▼▼▼

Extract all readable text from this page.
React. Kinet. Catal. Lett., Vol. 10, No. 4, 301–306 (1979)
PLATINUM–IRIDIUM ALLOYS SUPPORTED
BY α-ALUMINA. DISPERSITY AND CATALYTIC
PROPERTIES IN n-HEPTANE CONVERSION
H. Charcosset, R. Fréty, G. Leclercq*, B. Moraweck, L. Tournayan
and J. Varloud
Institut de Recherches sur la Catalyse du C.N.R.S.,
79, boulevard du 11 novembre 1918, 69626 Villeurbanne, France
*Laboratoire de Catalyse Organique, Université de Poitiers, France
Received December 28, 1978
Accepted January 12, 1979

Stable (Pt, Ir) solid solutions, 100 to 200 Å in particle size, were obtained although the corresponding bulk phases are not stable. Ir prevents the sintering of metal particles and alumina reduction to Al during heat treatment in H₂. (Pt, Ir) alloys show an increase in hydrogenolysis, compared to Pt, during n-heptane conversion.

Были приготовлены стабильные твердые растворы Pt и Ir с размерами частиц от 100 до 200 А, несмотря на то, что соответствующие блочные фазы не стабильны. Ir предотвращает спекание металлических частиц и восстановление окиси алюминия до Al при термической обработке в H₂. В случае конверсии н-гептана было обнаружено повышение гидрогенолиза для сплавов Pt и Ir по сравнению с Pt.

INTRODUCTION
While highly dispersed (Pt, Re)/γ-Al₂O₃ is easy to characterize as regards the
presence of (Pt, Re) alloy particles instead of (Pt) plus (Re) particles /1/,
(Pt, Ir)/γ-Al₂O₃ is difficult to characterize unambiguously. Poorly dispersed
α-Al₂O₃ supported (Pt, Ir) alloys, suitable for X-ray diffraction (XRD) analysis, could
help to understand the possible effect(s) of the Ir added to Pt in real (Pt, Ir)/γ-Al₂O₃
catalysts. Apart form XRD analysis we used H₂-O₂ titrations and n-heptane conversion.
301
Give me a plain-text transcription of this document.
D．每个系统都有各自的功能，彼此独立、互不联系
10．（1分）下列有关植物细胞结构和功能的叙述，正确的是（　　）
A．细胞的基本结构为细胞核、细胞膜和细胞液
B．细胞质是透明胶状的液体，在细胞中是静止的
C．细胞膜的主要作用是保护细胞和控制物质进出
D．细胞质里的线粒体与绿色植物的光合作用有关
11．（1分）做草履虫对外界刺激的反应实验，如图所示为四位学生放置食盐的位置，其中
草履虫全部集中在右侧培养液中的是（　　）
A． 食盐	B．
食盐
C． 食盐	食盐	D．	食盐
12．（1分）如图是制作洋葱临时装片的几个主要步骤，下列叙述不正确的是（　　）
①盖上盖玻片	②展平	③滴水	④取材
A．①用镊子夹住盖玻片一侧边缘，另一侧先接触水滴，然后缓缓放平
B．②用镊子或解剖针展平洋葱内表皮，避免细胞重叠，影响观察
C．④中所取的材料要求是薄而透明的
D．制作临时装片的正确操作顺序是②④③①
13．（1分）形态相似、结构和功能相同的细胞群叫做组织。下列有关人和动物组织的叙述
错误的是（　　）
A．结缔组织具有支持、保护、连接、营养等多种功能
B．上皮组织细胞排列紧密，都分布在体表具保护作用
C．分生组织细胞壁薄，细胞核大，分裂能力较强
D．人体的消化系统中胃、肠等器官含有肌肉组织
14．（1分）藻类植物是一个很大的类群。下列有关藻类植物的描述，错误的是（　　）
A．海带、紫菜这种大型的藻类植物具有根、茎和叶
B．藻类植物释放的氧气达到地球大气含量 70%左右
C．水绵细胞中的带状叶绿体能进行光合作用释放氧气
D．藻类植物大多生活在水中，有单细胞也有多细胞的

▲▲▲
▼▼▼

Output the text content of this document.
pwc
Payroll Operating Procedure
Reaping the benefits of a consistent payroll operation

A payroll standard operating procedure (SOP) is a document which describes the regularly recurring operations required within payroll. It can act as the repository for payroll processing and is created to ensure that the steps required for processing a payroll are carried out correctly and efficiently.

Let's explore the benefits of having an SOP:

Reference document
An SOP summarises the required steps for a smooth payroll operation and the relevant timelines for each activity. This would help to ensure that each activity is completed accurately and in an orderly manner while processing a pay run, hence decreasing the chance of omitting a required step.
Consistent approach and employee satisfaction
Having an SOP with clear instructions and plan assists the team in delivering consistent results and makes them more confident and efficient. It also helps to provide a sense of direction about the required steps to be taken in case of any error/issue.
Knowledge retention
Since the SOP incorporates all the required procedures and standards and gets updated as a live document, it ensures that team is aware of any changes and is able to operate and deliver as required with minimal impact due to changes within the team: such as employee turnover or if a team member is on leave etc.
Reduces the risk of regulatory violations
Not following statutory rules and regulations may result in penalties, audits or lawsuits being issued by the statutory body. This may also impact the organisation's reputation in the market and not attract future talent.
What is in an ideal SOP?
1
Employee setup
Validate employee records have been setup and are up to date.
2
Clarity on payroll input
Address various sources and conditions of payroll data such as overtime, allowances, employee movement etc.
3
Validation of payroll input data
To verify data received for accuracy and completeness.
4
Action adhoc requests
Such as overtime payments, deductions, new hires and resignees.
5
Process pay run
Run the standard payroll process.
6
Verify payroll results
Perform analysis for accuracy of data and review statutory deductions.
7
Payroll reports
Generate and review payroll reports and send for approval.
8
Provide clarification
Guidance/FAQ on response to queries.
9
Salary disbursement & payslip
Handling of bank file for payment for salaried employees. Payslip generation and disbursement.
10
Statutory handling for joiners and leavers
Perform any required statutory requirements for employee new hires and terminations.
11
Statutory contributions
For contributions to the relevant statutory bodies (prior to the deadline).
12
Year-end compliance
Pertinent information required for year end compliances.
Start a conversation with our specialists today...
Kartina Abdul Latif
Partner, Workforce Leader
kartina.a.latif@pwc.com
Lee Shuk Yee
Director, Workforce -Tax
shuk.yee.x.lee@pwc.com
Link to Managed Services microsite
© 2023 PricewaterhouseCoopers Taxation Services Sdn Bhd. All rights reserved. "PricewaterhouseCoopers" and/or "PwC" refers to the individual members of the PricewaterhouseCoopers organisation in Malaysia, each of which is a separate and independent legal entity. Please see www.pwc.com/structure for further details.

▲▲▲

• Stated task: Which lines contain the word "Perform"? Copy each of them.

• Result of this task:
Perform analysis for accuracy of data and review statutory deductions.
Perform any required statutory requirements for employee new hires and terminations.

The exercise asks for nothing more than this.